## START Data lines

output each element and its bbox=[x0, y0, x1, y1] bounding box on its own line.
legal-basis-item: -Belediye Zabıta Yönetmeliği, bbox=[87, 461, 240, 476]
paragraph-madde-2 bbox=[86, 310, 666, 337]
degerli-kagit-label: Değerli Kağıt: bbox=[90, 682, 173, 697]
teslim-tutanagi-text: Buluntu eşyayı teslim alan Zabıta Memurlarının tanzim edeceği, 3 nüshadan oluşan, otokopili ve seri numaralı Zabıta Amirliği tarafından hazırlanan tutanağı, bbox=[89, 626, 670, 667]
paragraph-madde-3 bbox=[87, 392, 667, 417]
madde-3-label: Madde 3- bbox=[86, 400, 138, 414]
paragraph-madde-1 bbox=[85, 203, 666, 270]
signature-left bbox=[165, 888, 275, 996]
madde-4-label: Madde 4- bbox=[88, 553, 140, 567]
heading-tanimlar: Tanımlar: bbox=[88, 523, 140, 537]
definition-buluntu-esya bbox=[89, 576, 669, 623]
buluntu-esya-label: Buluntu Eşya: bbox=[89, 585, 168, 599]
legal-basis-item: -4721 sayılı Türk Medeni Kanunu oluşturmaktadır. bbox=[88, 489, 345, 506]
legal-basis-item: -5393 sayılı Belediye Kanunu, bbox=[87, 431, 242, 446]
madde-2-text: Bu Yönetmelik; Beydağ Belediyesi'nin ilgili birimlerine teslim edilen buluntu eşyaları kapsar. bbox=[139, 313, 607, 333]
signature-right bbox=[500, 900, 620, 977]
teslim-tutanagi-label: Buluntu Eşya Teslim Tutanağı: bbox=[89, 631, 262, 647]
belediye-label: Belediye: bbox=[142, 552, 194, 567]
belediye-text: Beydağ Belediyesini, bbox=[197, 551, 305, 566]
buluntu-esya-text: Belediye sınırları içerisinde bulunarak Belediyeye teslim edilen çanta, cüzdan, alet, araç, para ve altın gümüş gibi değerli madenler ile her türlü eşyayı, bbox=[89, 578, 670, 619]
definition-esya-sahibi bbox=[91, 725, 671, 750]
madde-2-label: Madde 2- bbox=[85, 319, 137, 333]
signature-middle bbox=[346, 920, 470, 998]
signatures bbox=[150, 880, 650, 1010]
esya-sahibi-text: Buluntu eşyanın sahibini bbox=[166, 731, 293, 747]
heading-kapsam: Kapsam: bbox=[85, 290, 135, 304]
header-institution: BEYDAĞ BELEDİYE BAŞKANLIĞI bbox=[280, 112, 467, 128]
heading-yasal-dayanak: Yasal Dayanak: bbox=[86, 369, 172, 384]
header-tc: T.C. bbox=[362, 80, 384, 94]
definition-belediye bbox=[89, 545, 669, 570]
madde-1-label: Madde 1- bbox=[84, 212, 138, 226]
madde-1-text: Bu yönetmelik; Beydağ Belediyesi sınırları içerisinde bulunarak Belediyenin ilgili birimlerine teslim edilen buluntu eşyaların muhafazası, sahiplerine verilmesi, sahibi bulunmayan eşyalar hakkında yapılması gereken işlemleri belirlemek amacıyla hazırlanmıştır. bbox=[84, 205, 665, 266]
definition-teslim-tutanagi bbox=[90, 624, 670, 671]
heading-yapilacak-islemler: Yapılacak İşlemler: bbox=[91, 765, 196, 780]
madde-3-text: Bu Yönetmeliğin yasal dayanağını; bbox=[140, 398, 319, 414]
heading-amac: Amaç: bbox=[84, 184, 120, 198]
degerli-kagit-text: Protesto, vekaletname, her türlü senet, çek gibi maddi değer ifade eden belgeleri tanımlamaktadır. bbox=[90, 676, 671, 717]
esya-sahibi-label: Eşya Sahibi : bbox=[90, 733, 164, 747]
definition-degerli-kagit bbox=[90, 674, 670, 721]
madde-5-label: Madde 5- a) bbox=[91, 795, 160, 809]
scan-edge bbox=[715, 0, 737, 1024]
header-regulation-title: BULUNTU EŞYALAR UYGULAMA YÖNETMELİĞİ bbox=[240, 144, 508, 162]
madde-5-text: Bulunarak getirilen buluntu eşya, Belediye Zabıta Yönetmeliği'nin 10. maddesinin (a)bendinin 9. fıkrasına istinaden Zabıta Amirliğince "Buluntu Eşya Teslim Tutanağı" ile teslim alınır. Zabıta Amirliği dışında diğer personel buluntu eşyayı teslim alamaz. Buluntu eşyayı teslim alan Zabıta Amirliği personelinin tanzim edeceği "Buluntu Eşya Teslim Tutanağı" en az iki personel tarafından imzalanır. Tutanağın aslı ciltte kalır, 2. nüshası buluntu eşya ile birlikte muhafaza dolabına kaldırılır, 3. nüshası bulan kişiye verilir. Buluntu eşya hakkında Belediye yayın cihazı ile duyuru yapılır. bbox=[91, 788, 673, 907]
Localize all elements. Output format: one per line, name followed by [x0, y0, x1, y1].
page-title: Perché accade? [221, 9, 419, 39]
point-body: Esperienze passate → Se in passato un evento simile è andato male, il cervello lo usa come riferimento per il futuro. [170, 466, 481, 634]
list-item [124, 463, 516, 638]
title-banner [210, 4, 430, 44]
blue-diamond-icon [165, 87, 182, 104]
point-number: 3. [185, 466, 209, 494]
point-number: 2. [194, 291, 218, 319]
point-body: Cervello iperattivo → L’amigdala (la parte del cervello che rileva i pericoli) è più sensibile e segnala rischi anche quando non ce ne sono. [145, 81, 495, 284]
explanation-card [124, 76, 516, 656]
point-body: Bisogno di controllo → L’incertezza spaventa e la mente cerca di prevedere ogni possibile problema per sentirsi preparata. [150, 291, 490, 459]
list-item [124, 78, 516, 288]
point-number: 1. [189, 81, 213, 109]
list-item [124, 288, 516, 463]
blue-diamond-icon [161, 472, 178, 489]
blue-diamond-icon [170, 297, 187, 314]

## END Data lines

» **Given exercise**
Retype the data word for word, starting at its first line and ending at the line containing "paragraph-madde-1 bbox=[85, 203, 666, 270]", with both of those lines included.

» **Exercise solution**
output each element and its bbox=[x0, y0, x1, y1] bounding box on its own line.
legal-basis-item: -Belediye Zabıta Yönetmeliği, bbox=[87, 461, 240, 476]
paragraph-madde-2 bbox=[86, 310, 666, 337]
degerli-kagit-label: Değerli Kağıt: bbox=[90, 682, 173, 697]
teslim-tutanagi-text: Buluntu eşyayı teslim alan Zabıta Memurlarının tanzim edeceği, 3 nüshadan oluşan, otokopili ve seri numaralı Zabıta Amirliği tarafından hazırlanan tutanağı, bbox=[89, 626, 670, 667]
paragraph-madde-3 bbox=[87, 392, 667, 417]
madde-3-label: Madde 3- bbox=[86, 400, 138, 414]
paragraph-madde-1 bbox=[85, 203, 666, 270]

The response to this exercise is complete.